Required task> Please return the listing lines below without any change, starting at the line that contains "156, 615, 158]" and stopping after the line that contains "35, 270, 39]".

Information given>
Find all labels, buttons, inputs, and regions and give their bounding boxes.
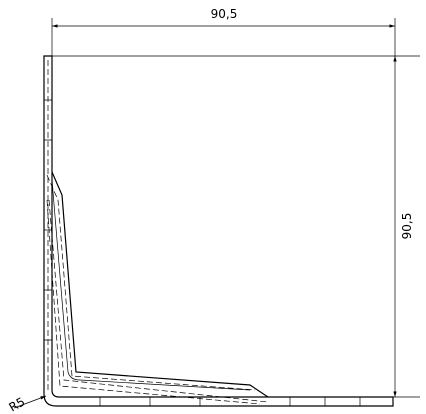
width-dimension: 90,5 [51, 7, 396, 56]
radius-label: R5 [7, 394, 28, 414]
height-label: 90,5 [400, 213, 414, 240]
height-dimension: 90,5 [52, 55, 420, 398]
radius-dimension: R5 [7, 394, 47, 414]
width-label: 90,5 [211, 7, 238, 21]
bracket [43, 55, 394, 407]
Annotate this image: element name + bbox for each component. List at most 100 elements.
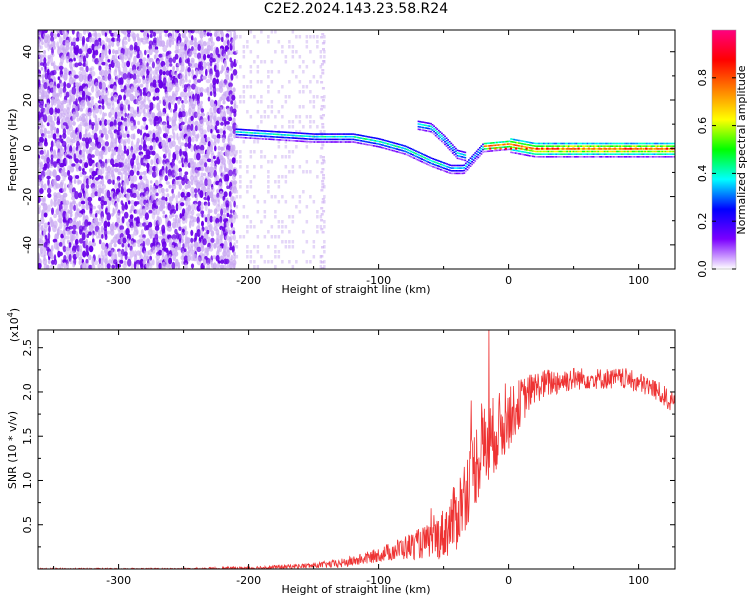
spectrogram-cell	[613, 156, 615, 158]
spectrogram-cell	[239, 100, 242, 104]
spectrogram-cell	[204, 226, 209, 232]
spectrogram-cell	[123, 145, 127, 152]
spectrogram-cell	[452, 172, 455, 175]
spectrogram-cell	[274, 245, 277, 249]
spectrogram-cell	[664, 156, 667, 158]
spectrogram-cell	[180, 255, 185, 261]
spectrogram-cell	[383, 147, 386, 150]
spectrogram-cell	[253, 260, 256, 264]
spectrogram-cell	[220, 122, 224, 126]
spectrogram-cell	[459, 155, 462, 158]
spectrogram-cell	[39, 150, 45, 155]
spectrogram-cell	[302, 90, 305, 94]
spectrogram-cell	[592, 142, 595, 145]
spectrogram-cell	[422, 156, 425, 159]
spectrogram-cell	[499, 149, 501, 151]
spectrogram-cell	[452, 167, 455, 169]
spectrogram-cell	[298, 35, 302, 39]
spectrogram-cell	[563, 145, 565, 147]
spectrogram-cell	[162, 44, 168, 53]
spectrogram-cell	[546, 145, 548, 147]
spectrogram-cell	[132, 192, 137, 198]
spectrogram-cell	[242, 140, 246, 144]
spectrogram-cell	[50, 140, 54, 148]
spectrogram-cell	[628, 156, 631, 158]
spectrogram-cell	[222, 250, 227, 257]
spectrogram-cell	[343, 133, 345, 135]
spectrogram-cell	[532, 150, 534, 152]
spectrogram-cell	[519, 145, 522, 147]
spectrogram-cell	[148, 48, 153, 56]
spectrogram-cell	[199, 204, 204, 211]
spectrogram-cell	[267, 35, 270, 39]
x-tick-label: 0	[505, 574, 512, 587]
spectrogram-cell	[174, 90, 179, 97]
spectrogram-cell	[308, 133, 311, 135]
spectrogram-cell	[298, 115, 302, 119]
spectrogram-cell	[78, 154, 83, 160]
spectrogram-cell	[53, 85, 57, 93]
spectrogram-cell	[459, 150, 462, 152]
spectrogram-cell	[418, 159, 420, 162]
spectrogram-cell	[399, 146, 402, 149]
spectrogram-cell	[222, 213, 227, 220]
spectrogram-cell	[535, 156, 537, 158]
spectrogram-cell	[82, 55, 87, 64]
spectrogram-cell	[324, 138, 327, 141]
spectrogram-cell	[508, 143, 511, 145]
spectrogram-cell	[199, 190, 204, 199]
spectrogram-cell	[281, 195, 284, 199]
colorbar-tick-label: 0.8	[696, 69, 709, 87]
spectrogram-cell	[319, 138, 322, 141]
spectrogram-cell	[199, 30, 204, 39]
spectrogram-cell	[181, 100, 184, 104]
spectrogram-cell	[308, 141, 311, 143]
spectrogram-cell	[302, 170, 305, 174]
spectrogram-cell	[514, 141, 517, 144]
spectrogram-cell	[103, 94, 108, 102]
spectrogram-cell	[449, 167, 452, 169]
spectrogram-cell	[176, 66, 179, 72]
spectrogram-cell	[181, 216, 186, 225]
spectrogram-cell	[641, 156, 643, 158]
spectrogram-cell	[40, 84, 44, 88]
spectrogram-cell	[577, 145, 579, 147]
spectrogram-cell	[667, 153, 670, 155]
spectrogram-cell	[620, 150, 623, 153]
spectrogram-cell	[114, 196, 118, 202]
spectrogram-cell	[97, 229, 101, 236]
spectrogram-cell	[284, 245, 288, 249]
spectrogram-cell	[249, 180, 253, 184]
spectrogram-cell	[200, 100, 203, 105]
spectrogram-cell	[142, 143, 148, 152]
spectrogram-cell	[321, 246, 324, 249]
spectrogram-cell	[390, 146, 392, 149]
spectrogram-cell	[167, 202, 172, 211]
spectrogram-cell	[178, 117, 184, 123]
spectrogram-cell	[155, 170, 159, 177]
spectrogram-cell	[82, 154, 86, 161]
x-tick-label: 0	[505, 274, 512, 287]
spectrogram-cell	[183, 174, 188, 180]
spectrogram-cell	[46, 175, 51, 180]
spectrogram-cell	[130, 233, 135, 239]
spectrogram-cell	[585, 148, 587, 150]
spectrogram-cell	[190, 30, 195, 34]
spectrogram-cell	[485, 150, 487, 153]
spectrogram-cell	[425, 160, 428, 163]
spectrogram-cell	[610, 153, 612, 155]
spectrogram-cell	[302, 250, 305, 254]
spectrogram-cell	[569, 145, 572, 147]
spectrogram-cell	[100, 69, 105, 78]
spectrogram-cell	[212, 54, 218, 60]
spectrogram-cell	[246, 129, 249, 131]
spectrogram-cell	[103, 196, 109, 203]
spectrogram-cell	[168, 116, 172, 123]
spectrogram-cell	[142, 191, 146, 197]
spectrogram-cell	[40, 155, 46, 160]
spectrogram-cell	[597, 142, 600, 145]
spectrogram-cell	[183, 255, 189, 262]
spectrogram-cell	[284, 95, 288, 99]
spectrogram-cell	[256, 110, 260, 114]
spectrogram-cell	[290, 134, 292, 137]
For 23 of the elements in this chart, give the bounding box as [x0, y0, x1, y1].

---

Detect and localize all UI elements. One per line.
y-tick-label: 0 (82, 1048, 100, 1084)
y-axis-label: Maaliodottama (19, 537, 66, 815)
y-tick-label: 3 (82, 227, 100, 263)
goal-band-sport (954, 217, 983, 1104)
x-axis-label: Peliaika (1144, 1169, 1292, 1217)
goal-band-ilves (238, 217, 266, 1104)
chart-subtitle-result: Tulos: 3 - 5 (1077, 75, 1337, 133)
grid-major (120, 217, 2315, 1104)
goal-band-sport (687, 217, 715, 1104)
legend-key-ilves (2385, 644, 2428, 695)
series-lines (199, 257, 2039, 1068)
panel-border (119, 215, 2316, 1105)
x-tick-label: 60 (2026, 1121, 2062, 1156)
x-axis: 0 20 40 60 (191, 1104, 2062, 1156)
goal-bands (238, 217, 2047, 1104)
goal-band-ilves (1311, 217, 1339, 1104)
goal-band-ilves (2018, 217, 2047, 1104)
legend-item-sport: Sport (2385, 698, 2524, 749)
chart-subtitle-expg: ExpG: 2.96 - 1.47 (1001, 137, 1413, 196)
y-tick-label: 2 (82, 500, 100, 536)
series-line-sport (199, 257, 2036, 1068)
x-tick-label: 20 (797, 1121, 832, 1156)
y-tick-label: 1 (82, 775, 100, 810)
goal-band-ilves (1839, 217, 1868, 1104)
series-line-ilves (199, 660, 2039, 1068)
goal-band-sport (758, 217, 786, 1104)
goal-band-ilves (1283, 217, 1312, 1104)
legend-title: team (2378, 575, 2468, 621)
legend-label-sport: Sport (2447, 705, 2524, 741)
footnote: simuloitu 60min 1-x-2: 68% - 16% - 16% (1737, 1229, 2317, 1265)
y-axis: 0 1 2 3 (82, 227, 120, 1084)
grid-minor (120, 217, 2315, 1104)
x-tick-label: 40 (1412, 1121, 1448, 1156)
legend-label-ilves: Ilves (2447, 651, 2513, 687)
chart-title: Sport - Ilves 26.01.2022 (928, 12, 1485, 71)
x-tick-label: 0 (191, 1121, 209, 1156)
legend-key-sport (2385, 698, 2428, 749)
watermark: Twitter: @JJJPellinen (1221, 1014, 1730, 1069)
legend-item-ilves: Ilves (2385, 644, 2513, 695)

Exercise answer>
spectrogram-cell	[613, 156, 615, 158]
spectrogram-cell	[239, 100, 242, 104]
spectrogram-cell	[204, 226, 209, 232]
spectrogram-cell	[123, 145, 127, 152]
spectrogram-cell	[452, 172, 455, 175]
spectrogram-cell	[274, 245, 277, 249]
spectrogram-cell	[664, 156, 667, 158]
spectrogram-cell	[180, 255, 185, 261]
spectrogram-cell	[383, 147, 386, 150]
spectrogram-cell	[253, 260, 256, 264]
spectrogram-cell	[220, 122, 224, 126]
spectrogram-cell	[459, 155, 462, 158]
spectrogram-cell	[39, 150, 45, 155]
spectrogram-cell	[302, 90, 305, 94]
spectrogram-cell	[592, 142, 595, 145]
spectrogram-cell	[422, 156, 425, 159]
spectrogram-cell	[499, 149, 501, 151]
spectrogram-cell	[452, 167, 455, 169]
spectrogram-cell	[298, 35, 302, 39]
spectrogram-cell	[563, 145, 565, 147]
spectrogram-cell	[162, 44, 168, 53]
spectrogram-cell	[546, 145, 548, 147]
spectrogram-cell	[132, 192, 137, 198]
spectrogram-cell	[242, 140, 246, 144]
spectrogram-cell	[50, 140, 54, 148]
spectrogram-cell	[628, 156, 631, 158]
spectrogram-cell	[222, 250, 227, 257]
spectrogram-cell	[343, 133, 345, 135]
spectrogram-cell	[532, 150, 534, 152]
spectrogram-cell	[519, 145, 522, 147]
spectrogram-cell	[148, 48, 153, 56]
spectrogram-cell	[199, 204, 204, 211]
spectrogram-cell	[267, 35, 270, 39]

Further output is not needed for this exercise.